--- Begin ---
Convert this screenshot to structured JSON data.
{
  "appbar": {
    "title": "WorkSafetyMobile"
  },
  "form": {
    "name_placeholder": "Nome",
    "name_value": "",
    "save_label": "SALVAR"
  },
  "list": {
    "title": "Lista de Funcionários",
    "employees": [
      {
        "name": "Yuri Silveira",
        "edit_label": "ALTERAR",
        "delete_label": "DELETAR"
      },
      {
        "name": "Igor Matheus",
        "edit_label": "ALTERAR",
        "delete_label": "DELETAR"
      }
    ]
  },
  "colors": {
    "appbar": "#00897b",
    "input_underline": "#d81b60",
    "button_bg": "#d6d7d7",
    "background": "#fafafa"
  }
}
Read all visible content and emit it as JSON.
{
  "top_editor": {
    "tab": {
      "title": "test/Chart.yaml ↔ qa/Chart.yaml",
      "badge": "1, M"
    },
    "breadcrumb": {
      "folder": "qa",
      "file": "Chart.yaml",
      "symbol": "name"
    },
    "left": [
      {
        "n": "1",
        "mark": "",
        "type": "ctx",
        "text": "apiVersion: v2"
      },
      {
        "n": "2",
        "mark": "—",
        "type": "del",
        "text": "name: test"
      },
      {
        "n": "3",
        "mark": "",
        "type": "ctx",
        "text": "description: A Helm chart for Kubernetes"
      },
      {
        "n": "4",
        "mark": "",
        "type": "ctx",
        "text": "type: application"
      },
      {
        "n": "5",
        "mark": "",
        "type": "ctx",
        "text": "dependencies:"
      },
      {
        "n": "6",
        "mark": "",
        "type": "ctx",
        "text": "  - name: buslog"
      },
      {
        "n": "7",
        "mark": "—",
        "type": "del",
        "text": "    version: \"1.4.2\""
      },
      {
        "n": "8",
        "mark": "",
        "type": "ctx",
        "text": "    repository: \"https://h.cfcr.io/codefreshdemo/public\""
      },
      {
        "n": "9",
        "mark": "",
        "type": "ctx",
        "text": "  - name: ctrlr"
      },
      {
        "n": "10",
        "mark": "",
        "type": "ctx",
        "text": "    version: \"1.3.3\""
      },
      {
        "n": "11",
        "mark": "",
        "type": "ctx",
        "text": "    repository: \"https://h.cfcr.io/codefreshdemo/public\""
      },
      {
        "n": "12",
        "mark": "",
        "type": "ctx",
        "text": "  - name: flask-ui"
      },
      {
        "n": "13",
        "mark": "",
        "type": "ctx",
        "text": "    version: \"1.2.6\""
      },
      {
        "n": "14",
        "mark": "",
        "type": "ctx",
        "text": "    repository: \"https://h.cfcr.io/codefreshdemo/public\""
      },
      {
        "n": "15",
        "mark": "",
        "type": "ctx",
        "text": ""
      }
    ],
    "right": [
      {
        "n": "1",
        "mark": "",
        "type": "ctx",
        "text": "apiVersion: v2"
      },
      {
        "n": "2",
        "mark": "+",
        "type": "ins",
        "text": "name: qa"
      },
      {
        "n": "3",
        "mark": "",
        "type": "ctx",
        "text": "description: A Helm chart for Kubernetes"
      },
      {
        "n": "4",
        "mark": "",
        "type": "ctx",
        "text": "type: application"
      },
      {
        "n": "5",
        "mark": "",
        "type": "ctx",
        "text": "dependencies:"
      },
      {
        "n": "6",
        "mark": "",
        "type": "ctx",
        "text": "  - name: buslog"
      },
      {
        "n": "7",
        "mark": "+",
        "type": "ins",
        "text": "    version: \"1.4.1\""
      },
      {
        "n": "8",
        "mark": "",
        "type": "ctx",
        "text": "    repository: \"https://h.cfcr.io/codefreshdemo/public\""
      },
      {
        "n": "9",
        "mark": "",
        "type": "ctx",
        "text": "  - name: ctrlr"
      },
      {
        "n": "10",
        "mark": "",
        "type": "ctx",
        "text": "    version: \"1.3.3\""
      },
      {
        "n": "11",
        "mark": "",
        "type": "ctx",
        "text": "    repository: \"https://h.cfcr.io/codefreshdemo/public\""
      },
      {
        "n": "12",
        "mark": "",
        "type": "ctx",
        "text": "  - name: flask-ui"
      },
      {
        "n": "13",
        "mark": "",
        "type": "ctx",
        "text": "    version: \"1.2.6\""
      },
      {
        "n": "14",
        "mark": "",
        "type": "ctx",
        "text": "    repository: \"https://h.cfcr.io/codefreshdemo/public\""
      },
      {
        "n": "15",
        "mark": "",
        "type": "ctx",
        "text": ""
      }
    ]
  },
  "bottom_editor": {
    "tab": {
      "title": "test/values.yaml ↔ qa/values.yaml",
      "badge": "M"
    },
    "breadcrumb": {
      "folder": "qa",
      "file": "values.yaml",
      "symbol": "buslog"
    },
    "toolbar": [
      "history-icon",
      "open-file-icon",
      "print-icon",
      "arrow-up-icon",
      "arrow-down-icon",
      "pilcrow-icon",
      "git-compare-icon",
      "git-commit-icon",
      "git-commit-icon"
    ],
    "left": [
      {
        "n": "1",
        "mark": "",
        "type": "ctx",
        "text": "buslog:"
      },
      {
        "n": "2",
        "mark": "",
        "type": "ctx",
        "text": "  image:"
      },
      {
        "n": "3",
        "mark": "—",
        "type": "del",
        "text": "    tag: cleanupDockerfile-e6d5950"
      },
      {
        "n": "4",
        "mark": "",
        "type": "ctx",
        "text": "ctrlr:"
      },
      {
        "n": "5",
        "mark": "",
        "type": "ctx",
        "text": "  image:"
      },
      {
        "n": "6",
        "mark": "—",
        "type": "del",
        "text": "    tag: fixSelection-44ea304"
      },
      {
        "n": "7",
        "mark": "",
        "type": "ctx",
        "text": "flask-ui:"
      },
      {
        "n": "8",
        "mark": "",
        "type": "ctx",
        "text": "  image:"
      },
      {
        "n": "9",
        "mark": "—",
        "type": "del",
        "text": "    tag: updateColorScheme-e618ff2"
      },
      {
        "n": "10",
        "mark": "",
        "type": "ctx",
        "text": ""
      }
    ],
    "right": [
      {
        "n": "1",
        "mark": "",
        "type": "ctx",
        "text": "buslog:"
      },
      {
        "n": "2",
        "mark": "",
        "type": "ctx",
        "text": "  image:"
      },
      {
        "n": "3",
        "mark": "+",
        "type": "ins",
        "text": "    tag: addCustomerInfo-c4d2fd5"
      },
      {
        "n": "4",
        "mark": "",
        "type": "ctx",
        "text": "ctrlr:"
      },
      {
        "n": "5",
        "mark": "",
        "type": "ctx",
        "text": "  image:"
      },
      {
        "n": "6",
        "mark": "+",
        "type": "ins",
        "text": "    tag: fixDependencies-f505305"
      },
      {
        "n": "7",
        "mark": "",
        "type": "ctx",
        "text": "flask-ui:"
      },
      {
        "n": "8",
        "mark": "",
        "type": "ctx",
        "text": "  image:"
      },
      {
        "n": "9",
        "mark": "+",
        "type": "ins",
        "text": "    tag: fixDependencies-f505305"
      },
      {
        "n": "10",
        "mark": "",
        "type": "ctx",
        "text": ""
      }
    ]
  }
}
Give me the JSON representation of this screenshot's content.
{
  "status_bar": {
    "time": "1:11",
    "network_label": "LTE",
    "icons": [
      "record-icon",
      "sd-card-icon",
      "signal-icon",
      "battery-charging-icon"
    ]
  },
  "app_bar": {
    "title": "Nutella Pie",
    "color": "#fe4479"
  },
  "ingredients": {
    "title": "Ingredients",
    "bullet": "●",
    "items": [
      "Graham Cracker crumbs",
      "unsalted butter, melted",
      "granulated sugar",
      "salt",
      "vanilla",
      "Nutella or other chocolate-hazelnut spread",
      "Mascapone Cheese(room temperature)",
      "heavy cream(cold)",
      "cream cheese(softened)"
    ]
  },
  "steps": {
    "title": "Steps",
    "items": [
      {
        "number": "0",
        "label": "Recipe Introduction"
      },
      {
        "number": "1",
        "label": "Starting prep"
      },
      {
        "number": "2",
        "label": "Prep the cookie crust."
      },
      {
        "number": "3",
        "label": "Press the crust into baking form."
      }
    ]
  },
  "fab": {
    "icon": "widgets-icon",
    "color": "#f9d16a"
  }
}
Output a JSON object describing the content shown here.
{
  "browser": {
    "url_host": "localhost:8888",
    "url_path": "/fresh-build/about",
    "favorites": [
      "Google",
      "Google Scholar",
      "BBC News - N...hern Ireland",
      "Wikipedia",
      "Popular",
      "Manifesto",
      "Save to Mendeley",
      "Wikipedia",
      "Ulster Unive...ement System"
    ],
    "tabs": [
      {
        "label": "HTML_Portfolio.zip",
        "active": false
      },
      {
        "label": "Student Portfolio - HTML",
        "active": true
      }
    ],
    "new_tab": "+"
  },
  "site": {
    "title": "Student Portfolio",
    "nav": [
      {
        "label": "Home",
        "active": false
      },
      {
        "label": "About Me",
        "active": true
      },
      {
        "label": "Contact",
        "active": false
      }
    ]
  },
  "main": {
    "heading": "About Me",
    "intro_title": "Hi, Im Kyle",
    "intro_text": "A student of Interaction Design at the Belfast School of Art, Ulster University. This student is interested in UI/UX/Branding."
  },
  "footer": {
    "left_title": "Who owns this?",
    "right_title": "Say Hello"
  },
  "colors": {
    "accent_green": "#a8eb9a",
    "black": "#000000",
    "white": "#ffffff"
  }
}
--- End ---
▸ **Exercise prompt**: State the number of lines in the records that contain the string "screenshot", and nothing more.

▸ **Result of the exercise**: 2